PROBLEM REQUIREMENTS
Reproduce all the entries exactly.

SOURCE MATERIAL
****************************************

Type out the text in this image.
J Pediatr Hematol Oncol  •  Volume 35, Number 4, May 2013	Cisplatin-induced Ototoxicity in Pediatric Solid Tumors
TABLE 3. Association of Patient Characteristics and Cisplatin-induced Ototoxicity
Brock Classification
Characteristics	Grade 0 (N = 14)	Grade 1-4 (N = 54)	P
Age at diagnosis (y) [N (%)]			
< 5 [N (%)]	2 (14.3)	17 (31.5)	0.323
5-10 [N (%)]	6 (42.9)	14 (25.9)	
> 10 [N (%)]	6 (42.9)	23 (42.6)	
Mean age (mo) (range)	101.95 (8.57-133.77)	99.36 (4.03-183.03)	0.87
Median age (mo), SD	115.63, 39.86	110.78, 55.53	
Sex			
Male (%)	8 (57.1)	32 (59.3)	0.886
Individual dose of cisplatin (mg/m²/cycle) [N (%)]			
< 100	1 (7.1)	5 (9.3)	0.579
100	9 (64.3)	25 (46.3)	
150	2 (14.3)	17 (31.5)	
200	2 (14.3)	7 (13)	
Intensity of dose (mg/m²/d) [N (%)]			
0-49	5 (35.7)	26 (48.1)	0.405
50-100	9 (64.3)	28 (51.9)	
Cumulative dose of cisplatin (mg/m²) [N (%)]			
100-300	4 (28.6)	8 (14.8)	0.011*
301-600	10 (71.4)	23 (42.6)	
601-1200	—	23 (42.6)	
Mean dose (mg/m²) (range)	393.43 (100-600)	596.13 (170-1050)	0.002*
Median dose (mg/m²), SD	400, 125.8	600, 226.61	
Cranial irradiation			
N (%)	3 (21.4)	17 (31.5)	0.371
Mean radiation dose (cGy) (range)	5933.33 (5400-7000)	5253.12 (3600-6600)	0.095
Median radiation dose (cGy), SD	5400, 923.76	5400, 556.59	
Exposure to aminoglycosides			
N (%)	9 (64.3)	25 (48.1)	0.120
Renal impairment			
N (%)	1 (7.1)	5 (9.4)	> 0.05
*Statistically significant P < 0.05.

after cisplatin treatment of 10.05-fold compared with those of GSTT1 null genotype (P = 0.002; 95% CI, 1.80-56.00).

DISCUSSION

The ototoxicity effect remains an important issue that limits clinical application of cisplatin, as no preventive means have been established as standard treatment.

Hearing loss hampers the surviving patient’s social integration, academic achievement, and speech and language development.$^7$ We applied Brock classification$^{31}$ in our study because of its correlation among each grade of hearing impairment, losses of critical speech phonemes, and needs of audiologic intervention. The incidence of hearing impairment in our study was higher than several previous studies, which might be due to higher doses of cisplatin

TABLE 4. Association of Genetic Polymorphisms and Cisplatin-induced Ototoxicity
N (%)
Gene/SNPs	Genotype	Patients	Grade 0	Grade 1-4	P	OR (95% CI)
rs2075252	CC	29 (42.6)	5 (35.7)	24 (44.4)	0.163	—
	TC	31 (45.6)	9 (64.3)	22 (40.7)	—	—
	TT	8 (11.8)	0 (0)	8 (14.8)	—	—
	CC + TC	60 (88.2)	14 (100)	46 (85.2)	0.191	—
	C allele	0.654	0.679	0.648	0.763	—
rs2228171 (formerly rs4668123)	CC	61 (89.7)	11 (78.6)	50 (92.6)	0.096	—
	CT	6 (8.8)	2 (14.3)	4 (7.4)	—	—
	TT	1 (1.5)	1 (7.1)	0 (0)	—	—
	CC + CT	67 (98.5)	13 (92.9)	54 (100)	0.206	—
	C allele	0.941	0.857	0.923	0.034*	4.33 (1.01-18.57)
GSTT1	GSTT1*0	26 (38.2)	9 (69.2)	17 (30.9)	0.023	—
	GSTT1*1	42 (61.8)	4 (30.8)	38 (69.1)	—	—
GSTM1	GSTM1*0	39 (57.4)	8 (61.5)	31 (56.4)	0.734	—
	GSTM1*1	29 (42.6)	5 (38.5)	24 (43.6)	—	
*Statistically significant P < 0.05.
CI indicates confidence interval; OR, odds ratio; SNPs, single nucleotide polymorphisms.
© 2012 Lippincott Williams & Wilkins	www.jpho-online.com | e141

****************************************

TASK SOLUTION
Type out the text in this image.
J Pediatr Hematol Oncol  •  Volume 35, Number 4, May 2013	Cisplatin-induced Ototoxicity in Pediatric Solid Tumors
TABLE 3. Association of Patient Characteristics and Cisplatin-induced Ototoxicity
Brock Classification
Characteristics	Grade 0 (N = 14)	Grade 1-4 (N = 54)	P
Age at diagnosis (y) [N (%)]			
< 5 [N (%)]	2 (14.3)	17 (31.5)	0.323
5-10 [N (%)]	6 (42.9)	14 (25.9)	
> 10 [N (%)]	6 (42.9)	23 (42.6)	
Mean age (mo) (range)	101.95 (8.57-133.77)	99.36 (4.03-183.03)	0.87
Median age (mo), SD	115.63, 39.86	110.78, 55.53	
Sex			
Male (%)	8 (57.1)	32 (59.3)	0.886
Individual dose of cisplatin (mg/m²/cycle) [N (%)]			
< 100	1 (7.1)	5 (9.3)	0.579
100	9 (64.3)	25 (46.3)	
150	2 (14.3)	17 (31.5)	
200	2 (14.3)	7 (13)	
Intensity of dose (mg/m²/d) [N (%)]			
0-49	5 (35.7)	26 (48.1)	0.405
50-100	9 (64.3)	28 (51.9)	
Cumulative dose of cisplatin (mg/m²) [N (%)]			
100-300	4 (28.6)	8 (14.8)	0.011*
301-600	10 (71.4)	23 (42.6)	
601-1200	—	23 (42.6)	
Mean dose (mg/m²) (range)	393.43 (100-600)	596.13 (170-1050)	0.002*
Median dose (mg/m²), SD	400, 125.8	600, 226.61	
Cranial irradiation			
N (%)	3 (21.4)	17 (31.5)	0.371
Mean radiation dose (cGy) (range)	5933.33 (5400-7000)	5253.12 (3600-6600)	0.095
Median radiation dose (cGy), SD	5400, 923.76	5400, 556.59	
Exposure to aminoglycosides			
N (%)	9 (64.3)	25 (48.1)	0.120
Renal impairment			
N (%)	1 (7.1)	5 (9.4)	> 0.05
*Statistically significant P < 0.05.

after cisplatin treatment of 10.05-fold compared with those of GSTT1 null genotype (P = 0.002; 95% CI, 1.80-56.00).

DISCUSSION

The ototoxicity effect remains an important issue that limits clinical application of cisplatin, as no preventive means have been established as standard treatment.

Hearing loss hampers the surviving patient’s social integration, academic achievement, and speech and language development.$^7$ We applied Brock classification$^{31}$ in our study because of its correlation among each grade of hearing impairment, losses of critical speech phonemes, and needs of audiologic intervention. The incidence of hearing impairment in our study was higher than several previous studies, which might be due to higher doses of cisplatin

TABLE 4. Association of Genetic Polymorphisms and Cisplatin-induced Ototoxicity
N (%)
Gene/SNPs	Genotype	Patients	Grade 0	Grade 1-4	P	OR (95% CI)
rs2075252	CC	29 (42.6)	5 (35.7)	24 (44.4)	0.163	—
	TC	31 (45.6)	9 (64.3)	22 (40.7)	—	—
	TT	8 (11.8)	0 (0)	8 (14.8)	—	—
	CC + TC	60 (88.2)	14 (100)	46 (85.2)	0.191	—
	C allele	0.654	0.679	0.648	0.763	—
rs2228171 (formerly rs4668123)	CC	61 (89.7)	11 (78.6)	50 (92.6)	0.096	—
	CT	6 (8.8)	2 (14.3)	4 (7.4)	—	—
	TT	1 (1.5)	1 (7.1)	0 (0)	—	—
	CC + CT	67 (98.5)	13 (92.9)	54 (100)	0.206	—
	C allele	0.941	0.857	0.923	0.034*	4.33 (1.01-18.57)
GSTT1	GSTT1*0	26 (38.2)	9 (69.2)	17 (30.9)	0.023	—
	GSTT1*1	42 (61.8)	4 (30.8)	38 (69.1)	—	—
GSTM1	GSTM1*0	39 (57.4)	8 (61.5)	31 (56.4)	0.734	—
	GSTM1*1	29 (42.6)	5 (38.5)	24 (43.6)	—	
*Statistically significant P < 0.05.
CI indicates confidence interval; OR, odds ratio; SNPs, single nucleotide polymorphisms.
© 2012 Lippincott Williams & Wilkins	www.jpho-online.com | e141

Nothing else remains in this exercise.